**Supplied entries**:
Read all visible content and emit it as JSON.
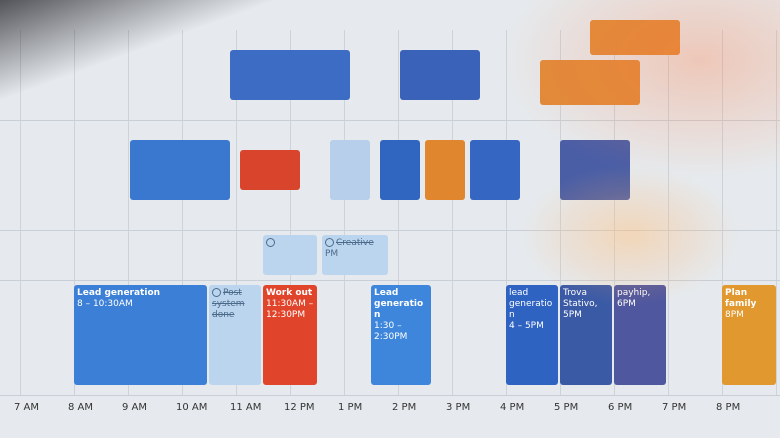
{
  "hours": [
    "7 AM",
    "8 AM",
    "9 AM",
    "10 AM",
    "11 AM",
    "12 PM",
    "1 PM",
    "2 PM",
    "3 PM",
    "4 PM",
    "5 PM",
    "6 PM",
    "7 PM",
    "8 PM"
  ],
  "events": [
    {
      "title": "Lead generation",
      "time": "8 – 10:30AM",
      "color": "#3b7fd6"
    },
    {
      "title": "Work out",
      "time": "11:30AM – 12:30PM",
      "color": "#e0452b"
    },
    {
      "title": "Lead generation",
      "time": "1:30 – 2:30PM",
      "color": "#3d86dc"
    },
    {
      "title": "lead generation",
      "time": "4 – 5PM",
      "color": "#2f63c2"
    },
    {
      "title": "Trova Stativo, 5PM",
      "color": "#3b5aa6"
    },
    {
      "title": "payhip, 6PM",
      "color": "#4f579e"
    },
    {
      "title": "Plan family",
      "time": "8PM",
      "color": "#e0982f"
    }
  ],
  "tasks": [
    {
      "title": "Post system done",
      "done": true
    },
    {
      "title": "Creative",
      "time": "PM",
      "done": true
    }
  ],
  "colors": {
    "blue": "#3b7fd6",
    "red": "#e0452b",
    "orange": "#e0982f",
    "purple": "#4f579e",
    "task": "#bcd5ee"
  }
}
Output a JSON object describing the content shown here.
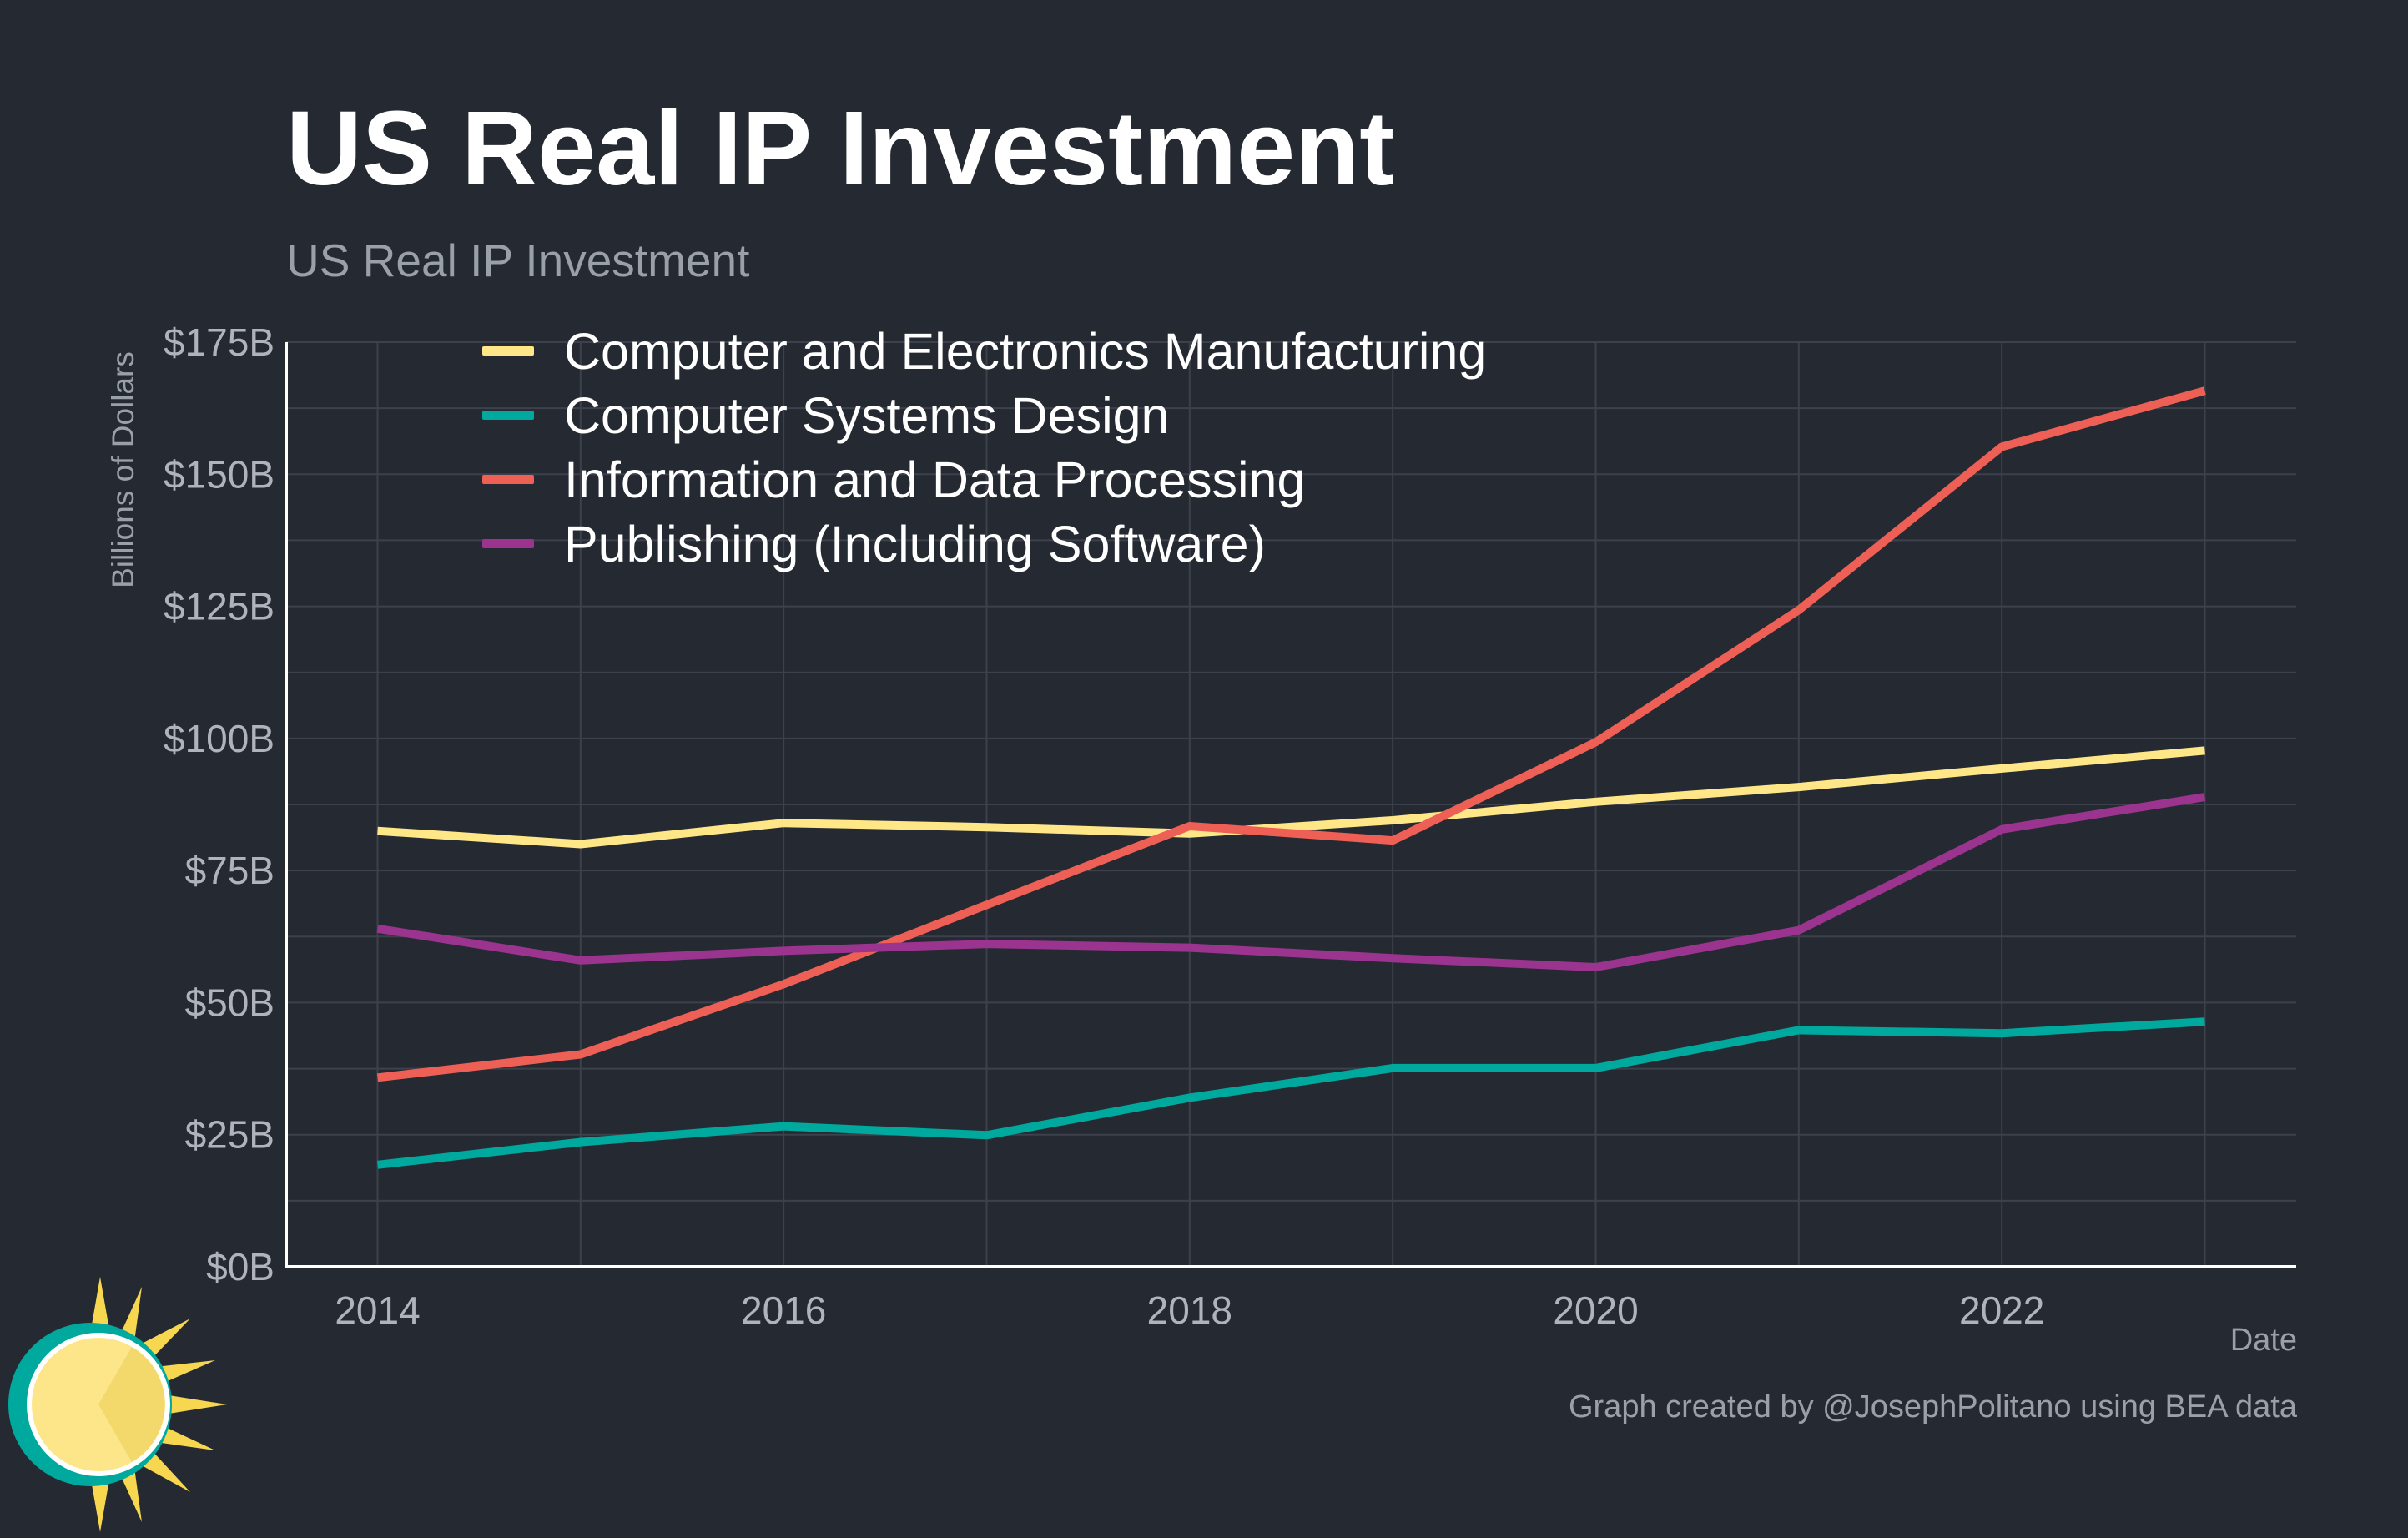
{
  "title": "US Real IP Investment",
  "subtitle": "US Real IP Investment",
  "caption": "Graph created by @JosephPolitano using BEA data",
  "chart_data": {
    "type": "line",
    "xlabel": "Date",
    "ylabel": "Billions of Dollars",
    "x": [
      2014,
      2015,
      2016,
      2017,
      2018,
      2019,
      2020,
      2021,
      2022,
      2023
    ],
    "xticks": [
      2014,
      2016,
      2018,
      2020,
      2022
    ],
    "xlim": [
      2013.55,
      2023.45
    ],
    "ylim": [
      0,
      175
    ],
    "yticks": [
      0,
      25,
      50,
      75,
      100,
      125,
      150,
      175
    ],
    "ytick_labels": [
      "$0B",
      "$25B",
      "$50B",
      "$75B",
      "$100B",
      "$125B",
      "$150B",
      "$175B"
    ],
    "grid": true,
    "legend_position": "top-left",
    "series": [
      {
        "name": "Computer and Electronics Manufacturing",
        "color": "#ffe787",
        "values": [
          82.5,
          80,
          84,
          83.2,
          82,
          84.5,
          88,
          90.8,
          94.3,
          97.7
        ]
      },
      {
        "name": "Computer Systems Design",
        "color": "#00a99d",
        "values": [
          19.3,
          23.6,
          26.6,
          24.9,
          32,
          37.6,
          37.6,
          44.8,
          44.2,
          46.4
        ]
      },
      {
        "name": "Information and Data Processing",
        "color": "#ee6055",
        "values": [
          35.8,
          40.2,
          53.5,
          68.5,
          83.4,
          80.7,
          99.3,
          124.3,
          155.2,
          165.8
        ]
      },
      {
        "name": "Publishing (Including Software)",
        "color": "#9a348e",
        "values": [
          64,
          58,
          59.8,
          61.1,
          60.4,
          58.4,
          56.7,
          63.7,
          82.8,
          88.9
        ]
      }
    ]
  }
}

**Work to be completed**: Copy out every line of the material above exactly, skipping the pictures.

**Written reply**:
Read all visible content and emit it as JSON.
{
  "hours": [
    "7 AM",
    "8 AM",
    "9 AM",
    "10 AM",
    "11 AM",
    "12 PM",
    "1 PM",
    "2 PM",
    "3 PM",
    "4 PM",
    "5 PM",
    "6 PM",
    "7 PM",
    "8 PM"
  ],
  "events": [
    {
      "title": "Lead generation",
      "time": "8 – 10:30AM",
      "color": "#3b7fd6"
    },
    {
      "title": "Work out",
      "time": "11:30AM – 12:30PM",
      "color": "#e0452b"
    },
    {
      "title": "Lead generation",
      "time": "1:30 – 2:30PM",
      "color": "#3d86dc"
    },
    {
      "title": "lead generation",
      "time": "4 – 5PM",
      "color": "#2f63c2"
    },
    {
      "title": "Trova Stativo, 5PM",
      "color": "#3b5aa6"
    },
    {
      "title": "payhip, 6PM",
      "color": "#4f579e"
    },
    {
      "title": "Plan family",
      "time": "8PM",
      "color": "#e0982f"
    }
  ],
  "tasks": [
    {
      "title": "Post system done",
      "done": true
    },
    {
      "title": "Creative",
      "time": "PM",
      "done": true
    }
  ],
  "colors": {
    "blue": "#3b7fd6",
    "red": "#e0452b",
    "orange": "#e0982f",
    "purple": "#4f579e",
    "task": "#bcd5ee"
  }
}
Output a JSON object describing the content shown here.
{
  "title": "US Real IP Investment",
  "subtitle": "US Real IP Investment",
  "caption": "Graph created by @JosephPolitano using BEA data",
  "chart_data": {
    "type": "line",
    "xlabel": "Date",
    "ylabel": "Billions of Dollars",
    "x": [
      2014,
      2015,
      2016,
      2017,
      2018,
      2019,
      2020,
      2021,
      2022,
      2023
    ],
    "xticks": [
      2014,
      2016,
      2018,
      2020,
      2022
    ],
    "xlim": [
      2013.55,
      2023.45
    ],
    "ylim": [
      0,
      175
    ],
    "yticks": [
      0,
      25,
      50,
      75,
      100,
      125,
      150,
      175
    ],
    "ytick_labels": [
      "$0B",
      "$25B",
      "$50B",
      "$75B",
      "$100B",
      "$125B",
      "$150B",
      "$175B"
    ],
    "grid": true,
    "legend_position": "top-left",
    "series": [
      {
        "name": "Computer and Electronics Manufacturing",
        "color": "#ffe787",
        "values": [
          82.5,
          80,
          84,
          83.2,
          82,
          84.5,
          88,
          90.8,
          94.3,
          97.7
        ]
      },
      {
        "name": "Computer Systems Design",
        "color": "#00a99d",
        "values": [
          19.3,
          23.6,
          26.6,
          24.9,
          32,
          37.6,
          37.6,
          44.8,
          44.2,
          46.4
        ]
      },
      {
        "name": "Information and Data Processing",
        "color": "#ee6055",
        "values": [
          35.8,
          40.2,
          53.5,
          68.5,
          83.4,
          80.7,
          99.3,
          124.3,
          155.2,
          165.8
        ]
      },
      {
        "name": "Publishing (Including Software)",
        "color": "#9a348e",
        "values": [
          64,
          58,
          59.8,
          61.1,
          60.4,
          58.4,
          56.7,
          63.7,
          82.8,
          88.9
        ]
      }
    ]
  }
}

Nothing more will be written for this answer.